Dataset extract:
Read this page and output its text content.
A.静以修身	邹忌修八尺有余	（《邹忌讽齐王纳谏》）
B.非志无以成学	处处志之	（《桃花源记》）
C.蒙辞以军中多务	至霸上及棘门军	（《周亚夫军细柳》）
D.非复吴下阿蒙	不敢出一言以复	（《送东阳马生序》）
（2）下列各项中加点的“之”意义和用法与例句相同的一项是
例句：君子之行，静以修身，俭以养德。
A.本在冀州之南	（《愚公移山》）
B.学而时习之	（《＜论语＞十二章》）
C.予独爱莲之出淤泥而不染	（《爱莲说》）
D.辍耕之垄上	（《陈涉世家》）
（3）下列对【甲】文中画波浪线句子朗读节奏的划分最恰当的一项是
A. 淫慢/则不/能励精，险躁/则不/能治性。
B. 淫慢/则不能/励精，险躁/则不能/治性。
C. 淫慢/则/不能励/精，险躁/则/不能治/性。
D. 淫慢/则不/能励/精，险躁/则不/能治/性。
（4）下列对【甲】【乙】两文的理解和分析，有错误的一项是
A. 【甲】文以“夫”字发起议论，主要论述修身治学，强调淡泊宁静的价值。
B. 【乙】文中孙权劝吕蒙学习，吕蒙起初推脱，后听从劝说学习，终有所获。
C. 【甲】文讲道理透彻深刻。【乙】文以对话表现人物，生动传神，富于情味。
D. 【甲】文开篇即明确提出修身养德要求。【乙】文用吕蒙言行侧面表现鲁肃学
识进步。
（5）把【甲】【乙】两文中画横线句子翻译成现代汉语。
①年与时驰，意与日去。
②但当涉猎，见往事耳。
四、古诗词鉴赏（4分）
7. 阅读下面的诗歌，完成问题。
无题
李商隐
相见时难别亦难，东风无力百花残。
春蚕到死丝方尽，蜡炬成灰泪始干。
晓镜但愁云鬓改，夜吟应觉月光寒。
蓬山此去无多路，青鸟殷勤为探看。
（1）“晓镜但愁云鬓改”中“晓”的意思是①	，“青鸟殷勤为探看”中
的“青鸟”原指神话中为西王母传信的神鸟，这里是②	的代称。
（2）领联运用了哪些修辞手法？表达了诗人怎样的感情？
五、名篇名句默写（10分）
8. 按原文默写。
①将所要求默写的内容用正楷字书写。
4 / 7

What you should do:
Your task is to transcribe the listing above in full, exactly as given.

Output of the task:
Read this page and output its text content.
A.静以修身	邹忌修八尺有余	（《邹忌讽齐王纳谏》）
B.非志无以成学	处处志之	（《桃花源记》）
C.蒙辞以军中多务	至霸上及棘门军	（《周亚夫军细柳》）
D.非复吴下阿蒙	不敢出一言以复	（《送东阳马生序》）
（2）下列各项中加点的“之”意义和用法与例句相同的一项是
例句：君子之行，静以修身，俭以养德。
A.本在冀州之南	（《愚公移山》）
B.学而时习之	（《＜论语＞十二章》）
C.予独爱莲之出淤泥而不染	（《爱莲说》）
D.辍耕之垄上	（《陈涉世家》）
（3）下列对【甲】文中画波浪线句子朗读节奏的划分最恰当的一项是
A. 淫慢/则不/能励精，险躁/则不/能治性。
B. 淫慢/则不能/励精，险躁/则不能/治性。
C. 淫慢/则/不能励/精，险躁/则/不能治/性。
D. 淫慢/则不/能励/精，险躁/则不/能治/性。
（4）下列对【甲】【乙】两文的理解和分析，有错误的一项是
A. 【甲】文以“夫”字发起议论，主要论述修身治学，强调淡泊宁静的价值。
B. 【乙】文中孙权劝吕蒙学习，吕蒙起初推脱，后听从劝说学习，终有所获。
C. 【甲】文讲道理透彻深刻。【乙】文以对话表现人物，生动传神，富于情味。
D. 【甲】文开篇即明确提出修身养德要求。【乙】文用吕蒙言行侧面表现鲁肃学
识进步。
（5）把【甲】【乙】两文中画横线句子翻译成现代汉语。
①年与时驰，意与日去。
②但当涉猎，见往事耳。
四、古诗词鉴赏（4分）
7. 阅读下面的诗歌，完成问题。
无题
李商隐
相见时难别亦难，东风无力百花残。
春蚕到死丝方尽，蜡炬成灰泪始干。
晓镜但愁云鬓改，夜吟应觉月光寒。
蓬山此去无多路，青鸟殷勤为探看。
（1）“晓镜但愁云鬓改”中“晓”的意思是①	，“青鸟殷勤为探看”中
的“青鸟”原指神话中为西王母传信的神鸟，这里是②	的代称。
（2）领联运用了哪些修辞手法？表达了诗人怎样的感情？
五、名篇名句默写（10分）
8. 按原文默写。
①将所要求默写的内容用正楷字书写。
4 / 7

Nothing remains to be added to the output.